Directions for this task: Wherever the word "有效時間" appears in a line, copy that line.

[Source data]
-- start --
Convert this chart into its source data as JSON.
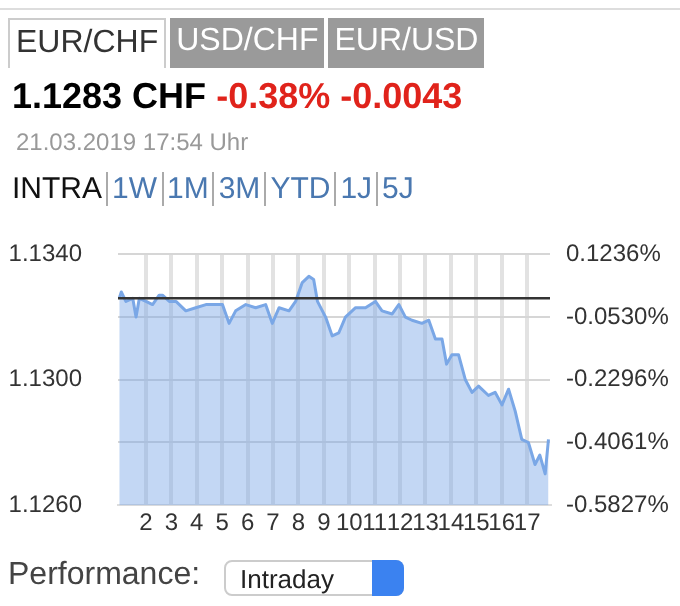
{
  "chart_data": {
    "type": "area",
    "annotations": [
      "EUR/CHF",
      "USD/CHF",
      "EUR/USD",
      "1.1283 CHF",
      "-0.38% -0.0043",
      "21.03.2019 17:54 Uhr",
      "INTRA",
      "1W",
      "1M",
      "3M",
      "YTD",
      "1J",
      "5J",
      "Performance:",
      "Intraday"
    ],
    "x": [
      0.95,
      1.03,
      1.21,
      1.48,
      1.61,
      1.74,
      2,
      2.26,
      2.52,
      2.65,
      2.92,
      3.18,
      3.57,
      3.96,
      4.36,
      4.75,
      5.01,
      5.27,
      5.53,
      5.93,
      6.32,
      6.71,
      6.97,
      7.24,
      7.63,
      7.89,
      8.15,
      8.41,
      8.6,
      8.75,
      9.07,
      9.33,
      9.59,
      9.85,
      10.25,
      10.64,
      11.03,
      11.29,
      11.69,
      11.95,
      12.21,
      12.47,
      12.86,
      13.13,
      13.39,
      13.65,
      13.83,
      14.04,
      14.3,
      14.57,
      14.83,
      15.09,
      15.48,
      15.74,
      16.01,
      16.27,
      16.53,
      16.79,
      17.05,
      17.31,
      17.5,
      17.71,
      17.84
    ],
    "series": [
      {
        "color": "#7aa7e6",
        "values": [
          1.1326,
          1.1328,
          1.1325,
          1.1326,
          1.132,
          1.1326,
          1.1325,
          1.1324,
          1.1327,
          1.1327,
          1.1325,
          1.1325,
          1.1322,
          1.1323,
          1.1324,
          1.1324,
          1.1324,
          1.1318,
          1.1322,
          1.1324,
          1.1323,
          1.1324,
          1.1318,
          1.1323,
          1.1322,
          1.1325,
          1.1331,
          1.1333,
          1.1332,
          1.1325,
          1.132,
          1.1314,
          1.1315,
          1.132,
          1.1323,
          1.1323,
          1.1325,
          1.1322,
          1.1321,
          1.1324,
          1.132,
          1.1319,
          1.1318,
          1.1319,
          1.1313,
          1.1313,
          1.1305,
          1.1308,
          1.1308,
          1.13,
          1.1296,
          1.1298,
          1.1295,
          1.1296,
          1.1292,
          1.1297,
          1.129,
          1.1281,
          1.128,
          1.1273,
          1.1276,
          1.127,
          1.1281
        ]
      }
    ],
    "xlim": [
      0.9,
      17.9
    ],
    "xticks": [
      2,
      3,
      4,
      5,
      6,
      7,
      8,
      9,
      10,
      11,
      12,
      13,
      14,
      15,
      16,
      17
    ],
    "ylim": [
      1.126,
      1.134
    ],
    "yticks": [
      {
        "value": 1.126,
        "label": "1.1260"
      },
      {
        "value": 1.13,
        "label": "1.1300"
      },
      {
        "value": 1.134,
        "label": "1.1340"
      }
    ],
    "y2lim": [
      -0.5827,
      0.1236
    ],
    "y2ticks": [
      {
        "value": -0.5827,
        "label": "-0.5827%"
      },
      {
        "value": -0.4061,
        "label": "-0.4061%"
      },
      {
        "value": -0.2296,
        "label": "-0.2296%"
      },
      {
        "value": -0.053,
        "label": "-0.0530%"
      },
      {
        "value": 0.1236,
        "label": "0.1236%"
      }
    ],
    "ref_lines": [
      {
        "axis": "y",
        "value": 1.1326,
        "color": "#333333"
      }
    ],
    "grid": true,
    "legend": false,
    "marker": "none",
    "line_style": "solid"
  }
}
-- end --
-- start --
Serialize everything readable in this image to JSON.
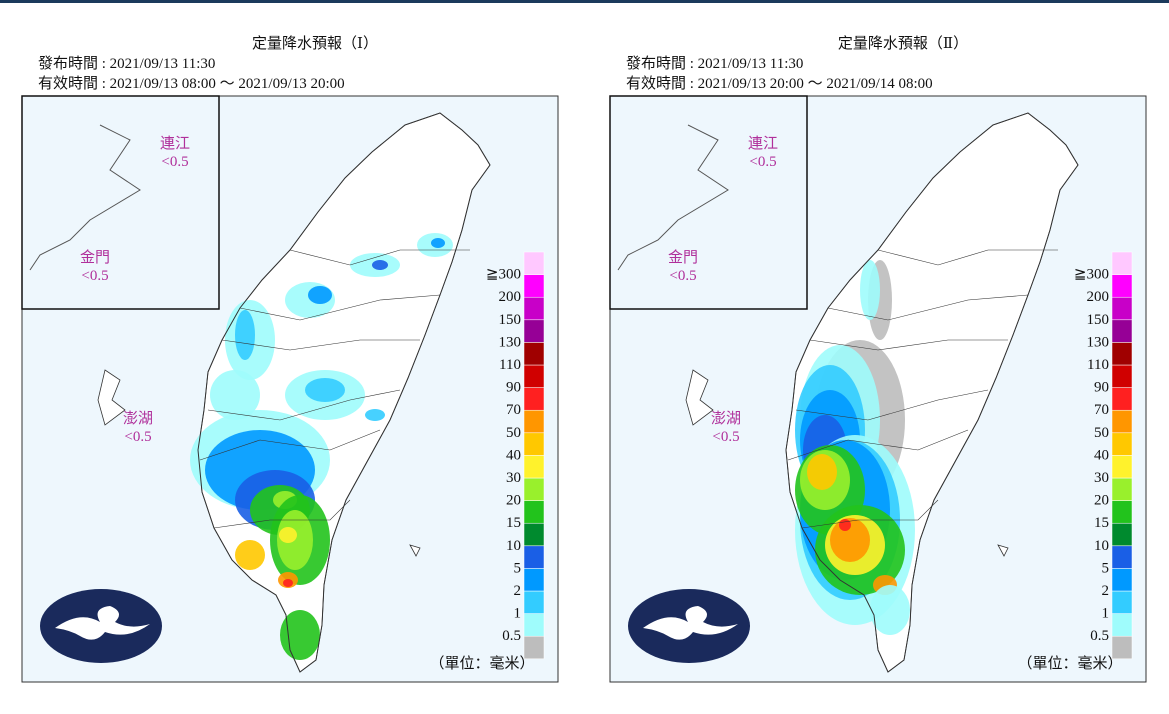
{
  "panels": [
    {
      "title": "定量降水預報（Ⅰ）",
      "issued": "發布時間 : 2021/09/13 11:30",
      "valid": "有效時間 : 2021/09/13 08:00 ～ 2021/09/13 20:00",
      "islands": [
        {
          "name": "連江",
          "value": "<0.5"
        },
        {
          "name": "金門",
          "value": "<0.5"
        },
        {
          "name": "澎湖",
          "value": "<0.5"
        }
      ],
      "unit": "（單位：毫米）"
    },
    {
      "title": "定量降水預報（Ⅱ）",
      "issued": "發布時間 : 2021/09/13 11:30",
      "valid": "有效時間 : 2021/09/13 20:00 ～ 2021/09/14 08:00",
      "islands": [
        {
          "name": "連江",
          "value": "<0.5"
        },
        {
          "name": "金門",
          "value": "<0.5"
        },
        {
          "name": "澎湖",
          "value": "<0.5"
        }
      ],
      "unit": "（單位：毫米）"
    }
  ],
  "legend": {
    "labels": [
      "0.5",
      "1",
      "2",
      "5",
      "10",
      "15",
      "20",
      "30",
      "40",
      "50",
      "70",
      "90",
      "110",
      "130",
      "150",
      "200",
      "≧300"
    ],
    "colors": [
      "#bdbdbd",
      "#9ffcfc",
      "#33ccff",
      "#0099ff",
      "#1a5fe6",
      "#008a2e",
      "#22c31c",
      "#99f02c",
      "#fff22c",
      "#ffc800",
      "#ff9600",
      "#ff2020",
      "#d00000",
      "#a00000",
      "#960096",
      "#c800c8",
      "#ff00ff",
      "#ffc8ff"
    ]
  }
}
-- end --
Written solution:
      "valid": "有效時間 : 2021/09/13 08:00 ～ 2021/09/13 20:00",
      "valid": "有效時間 : 2021/09/13 20:00 ～ 2021/09/14 08:00",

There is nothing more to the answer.